◆ ИСХОДНЫЙ ТЕКСТ

Время для лечения и перевязки всегда назначалось на вечерние часы после окончания работы. Главный врач, как правило, появлялся на рабочем месте очень поздно или не приходил вообще. Из-за того что он обладал хорошими связями в правительственных структурах, он отвечал также и за другие лагеря и тюрьмы, и этого человека очень боялись. Немцы видели в нем повсеместно ненавидимого, внушающего ужас деспота, отца всех притеснителей, могильщика тысяч людей. Этого садиста в полном смысле данного слова звали пан доктор Ц., и его фамилия была Циттербаум.
Было совсем непросто добиться встречи с этим всемогущим человеком, и совершенно невозможно для тех, кто регулярно не выполнял особые работы.
Как-то вечером одна из бесстрашных медсестер, которую не бросала в дрожь даже встреча с этим садистом, схватила меня за руку и, не обращая внимания на все мои возражения, повела меня прямо к его столу.
– Кто этот господин?
Мы показали ему разбинтованную ногу.
– Военнопленный?
– Да.
– Пулевое ранение?
– Да.
Когда хотел, этот человек хорошо говорил по-немецки. Потом он резко распахнул дверь и громко завопил, обращаясь к другим врачам: «В лазарет немедленно!» Однако выполнить это распоряжение в тот же вечер оказалось невозможно, так как оно требовало прохождения многих предварительных формальностей, например дезинсекции и подтверждения ее результатов и т. д., прежде чем передо мной распахнутся врата санатория. Но меня взяли туда на следующее утро.
Там работали польские и немецкие медсестры под руководством старшей медсестры, польки по национальности. В результате всю работу делали немки, которых в лазарете третировали и всячески эксплуатировали. Повсюду царили самый педантичный порядок и стерильная чистота. Наличествовали даже постельные принадлежности, пижамы и полотенца, которые меняли каждые восемь дней. Койки были железными, мебель – белой, из старых немецких больниц. Кормили средне, между первой и второй категорией, то есть пациентам жилось довольно прилично.

[Данные для предсказания ограничивающих рамок]
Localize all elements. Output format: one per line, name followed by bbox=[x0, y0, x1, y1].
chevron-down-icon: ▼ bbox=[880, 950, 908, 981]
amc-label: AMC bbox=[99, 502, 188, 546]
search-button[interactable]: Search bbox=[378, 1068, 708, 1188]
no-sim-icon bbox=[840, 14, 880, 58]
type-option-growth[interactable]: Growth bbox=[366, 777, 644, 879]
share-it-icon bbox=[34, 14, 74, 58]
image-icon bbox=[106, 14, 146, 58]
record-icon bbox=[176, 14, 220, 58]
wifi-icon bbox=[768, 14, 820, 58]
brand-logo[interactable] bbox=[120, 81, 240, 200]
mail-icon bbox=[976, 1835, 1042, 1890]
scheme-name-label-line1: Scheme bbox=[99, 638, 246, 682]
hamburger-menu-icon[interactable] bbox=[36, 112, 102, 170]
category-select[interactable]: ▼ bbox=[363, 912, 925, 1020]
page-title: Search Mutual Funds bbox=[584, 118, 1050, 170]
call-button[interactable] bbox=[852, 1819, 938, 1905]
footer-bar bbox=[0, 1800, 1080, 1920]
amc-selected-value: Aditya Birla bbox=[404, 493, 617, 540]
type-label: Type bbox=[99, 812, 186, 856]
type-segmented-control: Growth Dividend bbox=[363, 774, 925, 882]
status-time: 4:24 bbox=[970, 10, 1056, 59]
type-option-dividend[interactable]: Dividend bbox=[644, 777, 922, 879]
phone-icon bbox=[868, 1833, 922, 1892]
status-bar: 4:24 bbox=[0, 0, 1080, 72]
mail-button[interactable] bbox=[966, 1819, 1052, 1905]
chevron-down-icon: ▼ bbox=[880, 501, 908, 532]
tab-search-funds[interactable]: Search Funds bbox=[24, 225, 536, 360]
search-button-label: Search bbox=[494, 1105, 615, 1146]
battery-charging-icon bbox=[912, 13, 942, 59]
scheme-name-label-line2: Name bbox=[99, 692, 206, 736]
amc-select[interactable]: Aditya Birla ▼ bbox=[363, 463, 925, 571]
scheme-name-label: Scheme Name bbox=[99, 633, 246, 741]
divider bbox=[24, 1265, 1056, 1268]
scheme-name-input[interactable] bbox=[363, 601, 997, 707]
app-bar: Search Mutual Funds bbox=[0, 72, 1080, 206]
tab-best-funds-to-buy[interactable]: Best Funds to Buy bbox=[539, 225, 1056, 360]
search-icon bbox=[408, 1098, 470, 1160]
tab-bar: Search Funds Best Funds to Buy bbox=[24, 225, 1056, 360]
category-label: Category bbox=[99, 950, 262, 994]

◆ ЦЕЛЬ ЗАДАНИЯ
Выпишите без изменений фрагмент текста о лагерном лазарете от «Там работали польские» до «жилось довольно прилично.». Работайте только с текстом.

◆ ОТВЕТ
Там работали польские и немецкие медсестры под руководством старшей медсестры, польки по национальности. В результате всю работу делали немки, которых в лазарете третировали и всячески эксплуатировали. Повсюду царили самый педантичный порядок и стерильная чистота. Наличествовали даже постельные принадлежности, пижамы и полотенца, которые меняли каждые восемь дней. Койки были железными, мебель – белой, из старых немецких больниц. Кормили средне, между первой и второй категорией, то есть пациентам жилось довольно прилично.